### Aim
Tally the lines in the listing below that contain "Argo" and report the tally alone.

### Figure contents as structured data
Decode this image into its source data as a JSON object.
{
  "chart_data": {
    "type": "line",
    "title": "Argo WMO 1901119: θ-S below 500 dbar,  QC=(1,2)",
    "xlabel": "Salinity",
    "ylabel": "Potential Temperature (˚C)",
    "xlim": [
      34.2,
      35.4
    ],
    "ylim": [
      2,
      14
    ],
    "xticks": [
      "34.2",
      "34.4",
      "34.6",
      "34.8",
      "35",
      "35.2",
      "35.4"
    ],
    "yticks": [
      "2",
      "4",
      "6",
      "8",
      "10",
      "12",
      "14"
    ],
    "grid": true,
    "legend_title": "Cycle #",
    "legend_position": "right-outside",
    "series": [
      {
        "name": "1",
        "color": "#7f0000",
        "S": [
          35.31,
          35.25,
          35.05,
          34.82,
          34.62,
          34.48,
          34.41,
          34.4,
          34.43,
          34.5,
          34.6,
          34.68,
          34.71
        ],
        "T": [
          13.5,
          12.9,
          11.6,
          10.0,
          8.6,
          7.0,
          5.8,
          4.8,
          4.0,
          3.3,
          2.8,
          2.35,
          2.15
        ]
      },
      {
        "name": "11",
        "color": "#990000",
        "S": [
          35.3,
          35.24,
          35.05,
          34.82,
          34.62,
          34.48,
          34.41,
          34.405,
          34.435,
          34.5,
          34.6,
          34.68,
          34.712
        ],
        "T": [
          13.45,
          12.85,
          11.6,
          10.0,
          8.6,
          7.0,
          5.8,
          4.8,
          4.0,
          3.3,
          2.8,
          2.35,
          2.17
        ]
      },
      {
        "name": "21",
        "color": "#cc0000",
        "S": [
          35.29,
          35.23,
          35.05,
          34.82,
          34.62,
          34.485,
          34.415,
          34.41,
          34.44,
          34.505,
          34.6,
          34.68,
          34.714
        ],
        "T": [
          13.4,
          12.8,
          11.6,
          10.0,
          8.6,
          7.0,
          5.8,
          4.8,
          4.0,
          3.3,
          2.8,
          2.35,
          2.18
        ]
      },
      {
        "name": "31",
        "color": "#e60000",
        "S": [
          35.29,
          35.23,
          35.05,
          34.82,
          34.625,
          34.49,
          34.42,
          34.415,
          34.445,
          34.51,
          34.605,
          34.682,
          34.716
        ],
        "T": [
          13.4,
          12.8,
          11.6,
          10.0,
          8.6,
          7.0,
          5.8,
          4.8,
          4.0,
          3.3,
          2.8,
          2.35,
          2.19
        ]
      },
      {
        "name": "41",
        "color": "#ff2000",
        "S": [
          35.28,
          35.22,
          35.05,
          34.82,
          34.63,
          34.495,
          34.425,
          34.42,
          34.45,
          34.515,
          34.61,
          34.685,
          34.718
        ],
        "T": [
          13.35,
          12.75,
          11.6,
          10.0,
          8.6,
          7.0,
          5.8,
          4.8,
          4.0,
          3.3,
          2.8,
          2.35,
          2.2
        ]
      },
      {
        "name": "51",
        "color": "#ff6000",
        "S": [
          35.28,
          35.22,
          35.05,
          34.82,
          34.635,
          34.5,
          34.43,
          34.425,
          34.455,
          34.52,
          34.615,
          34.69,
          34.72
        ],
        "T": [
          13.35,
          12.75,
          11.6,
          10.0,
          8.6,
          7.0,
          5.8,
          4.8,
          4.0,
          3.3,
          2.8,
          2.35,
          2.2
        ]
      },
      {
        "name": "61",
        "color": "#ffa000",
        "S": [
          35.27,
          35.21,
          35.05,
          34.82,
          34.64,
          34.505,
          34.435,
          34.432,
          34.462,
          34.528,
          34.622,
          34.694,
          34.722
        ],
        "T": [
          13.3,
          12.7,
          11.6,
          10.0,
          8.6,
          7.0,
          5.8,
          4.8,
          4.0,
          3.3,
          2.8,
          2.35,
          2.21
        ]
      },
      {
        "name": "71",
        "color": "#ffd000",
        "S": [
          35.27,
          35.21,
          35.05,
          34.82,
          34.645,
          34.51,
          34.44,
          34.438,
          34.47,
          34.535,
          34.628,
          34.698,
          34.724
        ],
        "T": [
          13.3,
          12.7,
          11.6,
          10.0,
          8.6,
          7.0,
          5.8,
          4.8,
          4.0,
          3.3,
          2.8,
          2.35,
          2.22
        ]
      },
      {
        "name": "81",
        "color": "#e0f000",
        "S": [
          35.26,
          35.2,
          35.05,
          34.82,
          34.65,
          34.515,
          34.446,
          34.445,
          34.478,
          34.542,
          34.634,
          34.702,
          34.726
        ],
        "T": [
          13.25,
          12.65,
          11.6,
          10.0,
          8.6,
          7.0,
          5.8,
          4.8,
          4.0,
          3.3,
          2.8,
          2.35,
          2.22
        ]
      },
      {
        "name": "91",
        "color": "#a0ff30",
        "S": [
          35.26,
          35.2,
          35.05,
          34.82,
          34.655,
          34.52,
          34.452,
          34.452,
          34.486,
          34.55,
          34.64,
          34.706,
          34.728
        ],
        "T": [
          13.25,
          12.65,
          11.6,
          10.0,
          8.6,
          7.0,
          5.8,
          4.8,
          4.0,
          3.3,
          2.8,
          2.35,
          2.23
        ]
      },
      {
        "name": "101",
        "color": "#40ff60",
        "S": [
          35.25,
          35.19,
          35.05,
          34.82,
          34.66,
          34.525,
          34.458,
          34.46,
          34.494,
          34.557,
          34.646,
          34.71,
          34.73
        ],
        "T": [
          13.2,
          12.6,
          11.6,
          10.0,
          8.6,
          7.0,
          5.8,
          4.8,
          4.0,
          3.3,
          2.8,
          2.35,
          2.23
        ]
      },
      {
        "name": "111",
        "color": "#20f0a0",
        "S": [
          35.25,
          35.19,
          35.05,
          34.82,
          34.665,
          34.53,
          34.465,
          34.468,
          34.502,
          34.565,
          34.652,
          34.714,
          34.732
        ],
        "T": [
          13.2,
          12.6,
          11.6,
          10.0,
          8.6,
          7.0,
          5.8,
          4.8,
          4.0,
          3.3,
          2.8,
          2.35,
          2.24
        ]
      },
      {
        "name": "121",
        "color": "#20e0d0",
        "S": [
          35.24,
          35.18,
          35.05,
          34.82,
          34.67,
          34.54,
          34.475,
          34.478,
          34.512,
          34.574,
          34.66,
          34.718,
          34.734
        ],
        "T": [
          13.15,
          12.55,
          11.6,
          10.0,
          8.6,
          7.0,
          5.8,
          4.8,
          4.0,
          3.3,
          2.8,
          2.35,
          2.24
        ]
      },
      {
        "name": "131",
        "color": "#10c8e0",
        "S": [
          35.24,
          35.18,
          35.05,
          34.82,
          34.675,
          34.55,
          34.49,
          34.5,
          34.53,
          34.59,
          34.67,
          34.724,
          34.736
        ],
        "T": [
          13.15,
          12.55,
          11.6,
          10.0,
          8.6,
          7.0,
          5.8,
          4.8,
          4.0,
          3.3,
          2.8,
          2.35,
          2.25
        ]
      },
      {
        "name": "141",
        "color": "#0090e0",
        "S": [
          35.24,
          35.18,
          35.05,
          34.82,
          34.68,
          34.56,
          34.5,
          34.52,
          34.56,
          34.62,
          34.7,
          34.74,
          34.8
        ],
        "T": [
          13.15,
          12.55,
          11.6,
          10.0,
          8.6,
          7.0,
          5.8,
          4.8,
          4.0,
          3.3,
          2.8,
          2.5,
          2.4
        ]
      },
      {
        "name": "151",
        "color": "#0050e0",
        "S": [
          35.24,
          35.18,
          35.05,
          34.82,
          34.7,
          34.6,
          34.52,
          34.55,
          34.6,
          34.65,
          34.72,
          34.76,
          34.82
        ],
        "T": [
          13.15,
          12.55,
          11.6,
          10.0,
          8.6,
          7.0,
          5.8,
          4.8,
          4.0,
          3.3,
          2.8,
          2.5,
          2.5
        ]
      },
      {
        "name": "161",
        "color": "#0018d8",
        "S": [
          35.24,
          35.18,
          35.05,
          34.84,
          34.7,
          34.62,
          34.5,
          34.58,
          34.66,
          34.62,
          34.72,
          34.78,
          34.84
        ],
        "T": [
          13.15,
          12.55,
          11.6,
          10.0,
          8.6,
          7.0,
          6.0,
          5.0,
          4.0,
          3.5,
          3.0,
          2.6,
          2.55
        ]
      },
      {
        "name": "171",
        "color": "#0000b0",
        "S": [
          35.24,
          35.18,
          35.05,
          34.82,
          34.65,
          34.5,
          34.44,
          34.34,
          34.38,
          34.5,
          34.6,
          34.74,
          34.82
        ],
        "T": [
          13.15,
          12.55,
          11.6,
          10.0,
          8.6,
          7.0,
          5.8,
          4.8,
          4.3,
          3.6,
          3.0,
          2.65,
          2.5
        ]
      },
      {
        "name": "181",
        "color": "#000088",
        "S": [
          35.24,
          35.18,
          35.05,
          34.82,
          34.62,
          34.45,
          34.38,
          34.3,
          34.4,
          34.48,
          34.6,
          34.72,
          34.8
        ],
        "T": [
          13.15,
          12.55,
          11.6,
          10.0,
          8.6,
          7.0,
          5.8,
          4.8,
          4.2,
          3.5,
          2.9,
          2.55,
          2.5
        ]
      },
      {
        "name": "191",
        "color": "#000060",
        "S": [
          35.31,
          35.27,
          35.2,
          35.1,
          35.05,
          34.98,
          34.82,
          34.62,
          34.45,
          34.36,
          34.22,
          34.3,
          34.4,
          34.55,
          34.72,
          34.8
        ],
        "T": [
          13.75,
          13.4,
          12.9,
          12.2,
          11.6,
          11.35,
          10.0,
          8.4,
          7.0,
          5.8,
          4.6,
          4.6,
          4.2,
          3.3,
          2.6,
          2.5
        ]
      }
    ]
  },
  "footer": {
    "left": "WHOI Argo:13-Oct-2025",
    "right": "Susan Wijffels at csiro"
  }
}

### Answer below
2